▶ _Written exercise_
Please restate the following records word for word.

-- BEGIN --

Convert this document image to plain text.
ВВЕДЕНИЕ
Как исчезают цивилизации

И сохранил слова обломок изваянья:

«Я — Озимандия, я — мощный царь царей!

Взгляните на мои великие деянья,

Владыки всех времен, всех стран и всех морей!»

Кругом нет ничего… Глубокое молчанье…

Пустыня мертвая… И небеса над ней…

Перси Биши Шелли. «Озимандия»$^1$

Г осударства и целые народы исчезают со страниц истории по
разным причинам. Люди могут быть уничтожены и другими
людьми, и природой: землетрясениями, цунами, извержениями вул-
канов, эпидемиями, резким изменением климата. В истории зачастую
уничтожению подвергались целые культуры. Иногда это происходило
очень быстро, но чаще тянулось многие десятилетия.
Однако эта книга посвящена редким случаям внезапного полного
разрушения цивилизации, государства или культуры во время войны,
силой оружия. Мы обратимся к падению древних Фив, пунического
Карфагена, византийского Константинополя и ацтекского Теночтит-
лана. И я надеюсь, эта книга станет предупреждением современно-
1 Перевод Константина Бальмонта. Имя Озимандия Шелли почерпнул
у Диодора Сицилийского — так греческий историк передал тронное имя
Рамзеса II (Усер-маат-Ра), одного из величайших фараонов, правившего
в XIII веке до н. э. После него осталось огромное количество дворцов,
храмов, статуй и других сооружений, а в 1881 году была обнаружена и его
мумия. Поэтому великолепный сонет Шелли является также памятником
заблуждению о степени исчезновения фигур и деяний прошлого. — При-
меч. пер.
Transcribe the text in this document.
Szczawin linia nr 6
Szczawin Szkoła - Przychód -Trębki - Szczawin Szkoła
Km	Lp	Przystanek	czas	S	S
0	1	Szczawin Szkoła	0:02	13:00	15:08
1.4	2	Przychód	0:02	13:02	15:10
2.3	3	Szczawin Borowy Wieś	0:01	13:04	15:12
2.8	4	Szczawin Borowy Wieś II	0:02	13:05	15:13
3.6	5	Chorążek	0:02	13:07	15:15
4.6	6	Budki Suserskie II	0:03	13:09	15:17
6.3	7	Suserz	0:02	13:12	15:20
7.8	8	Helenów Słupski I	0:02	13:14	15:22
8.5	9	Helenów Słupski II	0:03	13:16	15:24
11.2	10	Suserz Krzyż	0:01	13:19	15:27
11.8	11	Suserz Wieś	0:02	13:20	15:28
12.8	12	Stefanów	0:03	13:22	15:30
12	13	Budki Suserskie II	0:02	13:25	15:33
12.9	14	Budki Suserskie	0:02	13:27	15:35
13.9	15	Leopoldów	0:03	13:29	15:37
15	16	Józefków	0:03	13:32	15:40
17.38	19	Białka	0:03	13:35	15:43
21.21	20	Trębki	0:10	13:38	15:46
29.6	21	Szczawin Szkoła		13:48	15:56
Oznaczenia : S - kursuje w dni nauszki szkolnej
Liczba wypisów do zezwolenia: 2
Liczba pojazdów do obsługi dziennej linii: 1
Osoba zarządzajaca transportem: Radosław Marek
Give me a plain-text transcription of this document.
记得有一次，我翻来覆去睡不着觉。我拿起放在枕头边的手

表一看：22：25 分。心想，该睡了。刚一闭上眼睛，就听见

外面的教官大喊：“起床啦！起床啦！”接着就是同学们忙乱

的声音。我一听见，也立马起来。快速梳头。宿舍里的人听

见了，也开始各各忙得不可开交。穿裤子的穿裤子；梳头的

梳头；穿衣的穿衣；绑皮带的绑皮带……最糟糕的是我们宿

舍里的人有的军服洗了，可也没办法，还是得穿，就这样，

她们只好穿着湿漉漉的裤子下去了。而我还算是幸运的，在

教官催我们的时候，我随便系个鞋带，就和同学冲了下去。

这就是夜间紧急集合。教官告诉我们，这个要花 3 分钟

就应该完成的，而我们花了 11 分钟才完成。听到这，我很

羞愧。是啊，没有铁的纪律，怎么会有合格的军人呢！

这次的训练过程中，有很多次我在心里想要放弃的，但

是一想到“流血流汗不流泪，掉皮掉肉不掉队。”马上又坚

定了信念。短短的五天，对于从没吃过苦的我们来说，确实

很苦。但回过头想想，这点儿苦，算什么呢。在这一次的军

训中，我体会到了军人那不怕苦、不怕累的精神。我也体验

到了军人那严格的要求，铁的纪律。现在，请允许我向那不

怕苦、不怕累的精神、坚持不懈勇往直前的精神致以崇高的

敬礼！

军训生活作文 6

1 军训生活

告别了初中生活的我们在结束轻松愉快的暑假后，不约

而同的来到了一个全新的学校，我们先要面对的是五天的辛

-- END --

▶ _The result_
Convert this document image to plain text.
ВВЕДЕНИЕ
Как исчезают цивилизации

И сохранил слова обломок изваянья:

«Я — Озимандия, я — мощный царь царей!

Взгляните на мои великие деянья,

Владыки всех времен, всех стран и всех морей!»

Кругом нет ничего… Глубокое молчанье…

Пустыня мертвая… И небеса над ней…

Перси Биши Шелли. «Озимандия»$^1$

Г осударства и целые народы исчезают со страниц истории по
разным причинам. Люди могут быть уничтожены и другими
людьми, и природой: землетрясениями, цунами, извержениями вул-
канов, эпидемиями, резким изменением климата. В истории зачастую
уничтожению подвергались целые культуры. Иногда это происходило
очень быстро, но чаще тянулось многие десятилетия.
Однако эта книга посвящена редким случаям внезапного полного
разрушения цивилизации, государства или культуры во время войны,
силой оружия. Мы обратимся к падению древних Фив, пунического
Карфагена, византийского Константинополя и ацтекского Теночтит-
лана. И я надеюсь, эта книга станет предупреждением современно-
1 Перевод Константина Бальмонта. Имя Озимандия Шелли почерпнул
у Диодора Сицилийского — так греческий историк передал тронное имя
Рамзеса II (Усер-маат-Ра), одного из величайших фараонов, правившего
в XIII веке до н. э. После него осталось огромное количество дворцов,
храмов, статуй и других сооружений, а в 1881 году была обнаружена и его
мумия. Поэтому великолепный сонет Шелли является также памятником
заблуждению о степени исчезновения фигур и деяний прошлого. — При-
меч. пер.
Transcribe the text in this document.
Szczawin linia nr 6
Szczawin Szkoła - Przychód -Trębki - Szczawin Szkoła
Km	Lp	Przystanek	czas	S	S
0	1	Szczawin Szkoła	0:02	13:00	15:08
1.4	2	Przychód	0:02	13:02	15:10
2.3	3	Szczawin Borowy Wieś	0:01	13:04	15:12
2.8	4	Szczawin Borowy Wieś II	0:02	13:05	15:13
3.6	5	Chorążek	0:02	13:07	15:15
4.6	6	Budki Suserskie II	0:03	13:09	15:17
6.3	7	Suserz	0:02	13:12	15:20
7.8	8	Helenów Słupski I	0:02	13:14	15:22
8.5	9	Helenów Słupski II	0:03	13:16	15:24
11.2	10	Suserz Krzyż	0:01	13:19	15:27
11.8	11	Suserz Wieś	0:02	13:20	15:28
12.8	12	Stefanów	0:03	13:22	15:30
12	13	Budki Suserskie II	0:02	13:25	15:33
12.9	14	Budki Suserskie	0:02	13:27	15:35
13.9	15	Leopoldów	0:03	13:29	15:37
15	16	Józefków	0:03	13:32	15:40
17.38	19	Białka	0:03	13:35	15:43
21.21	20	Trębki	0:10	13:38	15:46
29.6	21	Szczawin Szkoła		13:48	15:56
Oznaczenia : S - kursuje w dni nauszki szkolnej
Liczba wypisów do zezwolenia: 2
Liczba pojazdów do obsługi dziennej linii: 1
Osoba zarządzajaca transportem: Radosław Marek
Give me a plain-text transcription of this document.
记得有一次，我翻来覆去睡不着觉。我拿起放在枕头边的手

表一看：22：25 分。心想，该睡了。刚一闭上眼睛，就听见

外面的教官大喊：“起床啦！起床啦！”接着就是同学们忙乱

的声音。我一听见，也立马起来。快速梳头。宿舍里的人听

见了，也开始各各忙得不可开交。穿裤子的穿裤子；梳头的

梳头；穿衣的穿衣；绑皮带的绑皮带……最糟糕的是我们宿

舍里的人有的军服洗了，可也没办法，还是得穿，就这样，

她们只好穿着湿漉漉的裤子下去了。而我还算是幸运的，在

教官催我们的时候，我随便系个鞋带，就和同学冲了下去。

这就是夜间紧急集合。教官告诉我们，这个要花 3 分钟

就应该完成的，而我们花了 11 分钟才完成。听到这，我很

羞愧。是啊，没有铁的纪律，怎么会有合格的军人呢！

这次的训练过程中，有很多次我在心里想要放弃的，但

是一想到“流血流汗不流泪，掉皮掉肉不掉队。”马上又坚

定了信念。短短的五天，对于从没吃过苦的我们来说，确实

很苦。但回过头想想，这点儿苦，算什么呢。在这一次的军

训中，我体会到了军人那不怕苦、不怕累的精神。我也体验

到了军人那严格的要求，铁的纪律。现在，请允许我向那不

怕苦、不怕累的精神、坚持不懈勇往直前的精神致以崇高的

敬礼！

军训生活作文 6

1 军训生活

告别了初中生活的我们在结束轻松愉快的暑假后，不约

而同的来到了一个全新的学校，我们先要面对的是五天的辛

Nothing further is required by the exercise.